» Stated exercise
Reproduce every entry exactly.

_ _ _ _ _ _ _

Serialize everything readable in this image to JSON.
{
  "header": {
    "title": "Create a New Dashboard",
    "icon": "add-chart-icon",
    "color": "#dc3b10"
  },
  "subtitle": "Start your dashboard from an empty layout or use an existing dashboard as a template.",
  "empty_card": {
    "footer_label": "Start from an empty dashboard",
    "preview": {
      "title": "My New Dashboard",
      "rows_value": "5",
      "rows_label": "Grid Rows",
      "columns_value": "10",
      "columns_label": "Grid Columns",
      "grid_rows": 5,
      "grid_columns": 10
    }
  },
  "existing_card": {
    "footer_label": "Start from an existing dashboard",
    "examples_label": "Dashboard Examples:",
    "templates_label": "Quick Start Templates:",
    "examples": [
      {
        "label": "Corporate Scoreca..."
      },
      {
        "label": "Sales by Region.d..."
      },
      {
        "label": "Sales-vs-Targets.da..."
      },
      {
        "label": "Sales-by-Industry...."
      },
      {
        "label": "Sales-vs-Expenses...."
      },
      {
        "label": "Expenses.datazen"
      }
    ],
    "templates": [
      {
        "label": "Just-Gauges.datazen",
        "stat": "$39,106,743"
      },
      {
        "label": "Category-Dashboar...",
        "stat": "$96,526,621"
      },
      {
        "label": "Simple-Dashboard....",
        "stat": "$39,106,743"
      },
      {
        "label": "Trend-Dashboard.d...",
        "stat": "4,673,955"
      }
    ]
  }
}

_ _ _ _ _ _ _

» Solution to this problem
Serialize everything readable in this image to JSON.
{
  "header": {
    "title": "Create a New Dashboard",
    "icon": "add-chart-icon",
    "color": "#dc3b10"
  },
  "subtitle": "Start your dashboard from an empty layout or use an existing dashboard as a template.",
  "empty_card": {
    "footer_label": "Start from an empty dashboard",
    "preview": {
      "title": "My New Dashboard",
      "rows_value": "5",
      "rows_label": "Grid Rows",
      "columns_value": "10",
      "columns_label": "Grid Columns",
      "grid_rows": 5,
      "grid_columns": 10
    }
  },
  "existing_card": {
    "footer_label": "Start from an existing dashboard",
    "examples_label": "Dashboard Examples:",
    "templates_label": "Quick Start Templates:",
    "examples": [
      {
        "label": "Corporate Scoreca..."
      },
      {
        "label": "Sales by Region.d..."
      },
      {
        "label": "Sales-vs-Targets.da..."
      },
      {
        "label": "Sales-by-Industry...."
      },
      {
        "label": "Sales-vs-Expenses...."
      },
      {
        "label": "Expenses.datazen"
      }
    ],
    "templates": [
      {
        "label": "Just-Gauges.datazen",
        "stat": "$39,106,743"
      },
      {
        "label": "Category-Dashboar...",
        "stat": "$96,526,621"
      },
      {
        "label": "Simple-Dashboard....",
        "stat": "$39,106,743"
      },
      {
        "label": "Trend-Dashboard.d...",
        "stat": "4,673,955"
      }
    ]
  }
}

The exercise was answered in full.